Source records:
□ □ □

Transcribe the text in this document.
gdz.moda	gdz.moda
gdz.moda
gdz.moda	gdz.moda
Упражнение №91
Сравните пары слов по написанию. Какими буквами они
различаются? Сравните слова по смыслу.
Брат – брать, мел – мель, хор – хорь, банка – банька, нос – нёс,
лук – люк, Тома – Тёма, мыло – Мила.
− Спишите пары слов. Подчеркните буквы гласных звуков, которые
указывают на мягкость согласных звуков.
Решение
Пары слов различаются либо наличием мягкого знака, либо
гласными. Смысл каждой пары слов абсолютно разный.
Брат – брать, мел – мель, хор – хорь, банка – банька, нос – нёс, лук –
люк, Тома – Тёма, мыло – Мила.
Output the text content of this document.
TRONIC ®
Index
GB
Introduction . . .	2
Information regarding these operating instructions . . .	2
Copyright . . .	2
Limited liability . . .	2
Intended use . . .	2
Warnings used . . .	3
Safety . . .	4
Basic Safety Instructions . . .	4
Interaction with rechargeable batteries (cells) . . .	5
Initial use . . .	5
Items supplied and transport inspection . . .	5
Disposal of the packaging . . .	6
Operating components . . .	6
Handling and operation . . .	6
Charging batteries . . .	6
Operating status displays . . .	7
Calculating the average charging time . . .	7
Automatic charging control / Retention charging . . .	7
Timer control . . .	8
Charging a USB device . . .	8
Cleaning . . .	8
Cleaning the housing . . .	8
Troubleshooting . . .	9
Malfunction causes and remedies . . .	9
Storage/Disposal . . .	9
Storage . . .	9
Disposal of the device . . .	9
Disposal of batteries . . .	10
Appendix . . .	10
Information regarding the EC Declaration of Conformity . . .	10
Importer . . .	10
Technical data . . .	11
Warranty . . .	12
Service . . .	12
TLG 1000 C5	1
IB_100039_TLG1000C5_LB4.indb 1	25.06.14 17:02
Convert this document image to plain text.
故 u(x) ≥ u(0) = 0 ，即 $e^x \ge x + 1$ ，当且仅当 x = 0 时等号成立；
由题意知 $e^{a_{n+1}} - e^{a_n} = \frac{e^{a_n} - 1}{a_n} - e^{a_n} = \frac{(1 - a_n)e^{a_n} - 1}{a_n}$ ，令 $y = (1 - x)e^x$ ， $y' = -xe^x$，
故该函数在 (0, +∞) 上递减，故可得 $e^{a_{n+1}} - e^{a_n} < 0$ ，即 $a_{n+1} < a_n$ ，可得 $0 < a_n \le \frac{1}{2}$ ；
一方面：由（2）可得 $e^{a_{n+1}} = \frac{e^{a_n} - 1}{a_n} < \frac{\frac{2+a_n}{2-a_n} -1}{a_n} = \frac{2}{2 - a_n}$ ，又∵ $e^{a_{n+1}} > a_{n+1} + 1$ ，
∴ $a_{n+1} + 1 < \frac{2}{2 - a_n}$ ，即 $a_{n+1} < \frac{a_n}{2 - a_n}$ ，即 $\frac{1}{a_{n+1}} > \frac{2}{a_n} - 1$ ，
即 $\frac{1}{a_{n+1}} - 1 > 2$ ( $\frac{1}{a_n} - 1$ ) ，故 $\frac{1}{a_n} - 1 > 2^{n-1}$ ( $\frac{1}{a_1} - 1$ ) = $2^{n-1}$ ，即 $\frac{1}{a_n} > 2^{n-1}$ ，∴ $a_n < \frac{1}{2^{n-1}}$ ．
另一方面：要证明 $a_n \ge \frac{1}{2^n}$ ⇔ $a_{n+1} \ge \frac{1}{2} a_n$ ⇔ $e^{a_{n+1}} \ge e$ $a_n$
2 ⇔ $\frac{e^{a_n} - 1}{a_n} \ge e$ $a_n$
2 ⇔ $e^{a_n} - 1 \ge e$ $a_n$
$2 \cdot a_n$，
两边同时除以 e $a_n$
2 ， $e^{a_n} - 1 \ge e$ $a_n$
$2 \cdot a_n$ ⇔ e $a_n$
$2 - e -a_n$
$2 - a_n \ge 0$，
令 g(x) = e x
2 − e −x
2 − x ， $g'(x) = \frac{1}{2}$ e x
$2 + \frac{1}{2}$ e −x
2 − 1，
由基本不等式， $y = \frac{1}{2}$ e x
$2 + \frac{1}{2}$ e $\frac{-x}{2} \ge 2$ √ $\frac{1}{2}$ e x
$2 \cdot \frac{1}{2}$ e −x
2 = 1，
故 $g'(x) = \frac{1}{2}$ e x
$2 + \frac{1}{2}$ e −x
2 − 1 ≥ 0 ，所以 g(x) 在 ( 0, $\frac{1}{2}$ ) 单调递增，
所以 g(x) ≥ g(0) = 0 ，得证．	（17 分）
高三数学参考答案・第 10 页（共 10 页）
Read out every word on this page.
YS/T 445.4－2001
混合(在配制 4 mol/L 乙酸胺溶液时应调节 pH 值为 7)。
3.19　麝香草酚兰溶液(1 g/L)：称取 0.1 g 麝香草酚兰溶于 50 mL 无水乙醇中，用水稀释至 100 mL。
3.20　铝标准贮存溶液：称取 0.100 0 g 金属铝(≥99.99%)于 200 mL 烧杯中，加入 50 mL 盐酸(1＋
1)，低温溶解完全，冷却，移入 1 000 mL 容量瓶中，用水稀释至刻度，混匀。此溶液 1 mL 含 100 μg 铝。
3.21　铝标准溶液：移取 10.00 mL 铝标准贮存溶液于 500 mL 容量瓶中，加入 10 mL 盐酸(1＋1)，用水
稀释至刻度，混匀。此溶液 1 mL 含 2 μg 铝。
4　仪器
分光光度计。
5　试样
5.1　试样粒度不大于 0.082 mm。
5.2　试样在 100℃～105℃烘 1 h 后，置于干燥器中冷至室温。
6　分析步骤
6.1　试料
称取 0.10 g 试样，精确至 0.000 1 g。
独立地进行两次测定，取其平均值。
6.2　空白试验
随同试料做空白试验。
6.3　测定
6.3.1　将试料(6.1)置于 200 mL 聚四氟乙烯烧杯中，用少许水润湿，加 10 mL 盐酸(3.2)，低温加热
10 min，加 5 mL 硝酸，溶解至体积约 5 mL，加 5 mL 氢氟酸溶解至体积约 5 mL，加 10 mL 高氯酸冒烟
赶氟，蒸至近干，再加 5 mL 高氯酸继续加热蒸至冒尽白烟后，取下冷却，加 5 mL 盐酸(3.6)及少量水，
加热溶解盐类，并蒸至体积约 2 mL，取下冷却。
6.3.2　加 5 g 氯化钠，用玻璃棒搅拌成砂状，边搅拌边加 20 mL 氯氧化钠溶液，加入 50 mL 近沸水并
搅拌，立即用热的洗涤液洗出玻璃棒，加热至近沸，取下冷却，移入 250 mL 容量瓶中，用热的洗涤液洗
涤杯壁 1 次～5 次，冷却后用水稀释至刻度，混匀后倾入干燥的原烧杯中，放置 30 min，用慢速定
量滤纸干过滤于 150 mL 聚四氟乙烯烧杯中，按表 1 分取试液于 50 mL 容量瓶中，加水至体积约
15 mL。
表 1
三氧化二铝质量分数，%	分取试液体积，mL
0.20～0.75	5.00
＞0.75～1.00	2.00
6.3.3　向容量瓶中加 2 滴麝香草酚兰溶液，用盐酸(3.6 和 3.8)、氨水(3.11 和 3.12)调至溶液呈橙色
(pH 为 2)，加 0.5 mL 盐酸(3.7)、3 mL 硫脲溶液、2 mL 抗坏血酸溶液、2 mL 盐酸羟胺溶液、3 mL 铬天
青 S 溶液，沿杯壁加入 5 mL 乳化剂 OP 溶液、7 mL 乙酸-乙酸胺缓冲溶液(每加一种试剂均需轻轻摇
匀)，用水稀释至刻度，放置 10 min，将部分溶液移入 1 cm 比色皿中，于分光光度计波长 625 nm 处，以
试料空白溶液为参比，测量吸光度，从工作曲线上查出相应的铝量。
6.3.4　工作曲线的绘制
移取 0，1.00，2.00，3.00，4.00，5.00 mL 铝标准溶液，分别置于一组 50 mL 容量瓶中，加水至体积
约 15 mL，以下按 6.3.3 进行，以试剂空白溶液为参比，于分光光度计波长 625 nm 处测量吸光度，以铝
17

□ □ □

(BRIEF): Note every line above where the string "document" shows up, and copy those lines.

(COMPLETED EXERCISE):
Transcribe the text in this document.
Output the text content of this document.
Convert this document image to plain text.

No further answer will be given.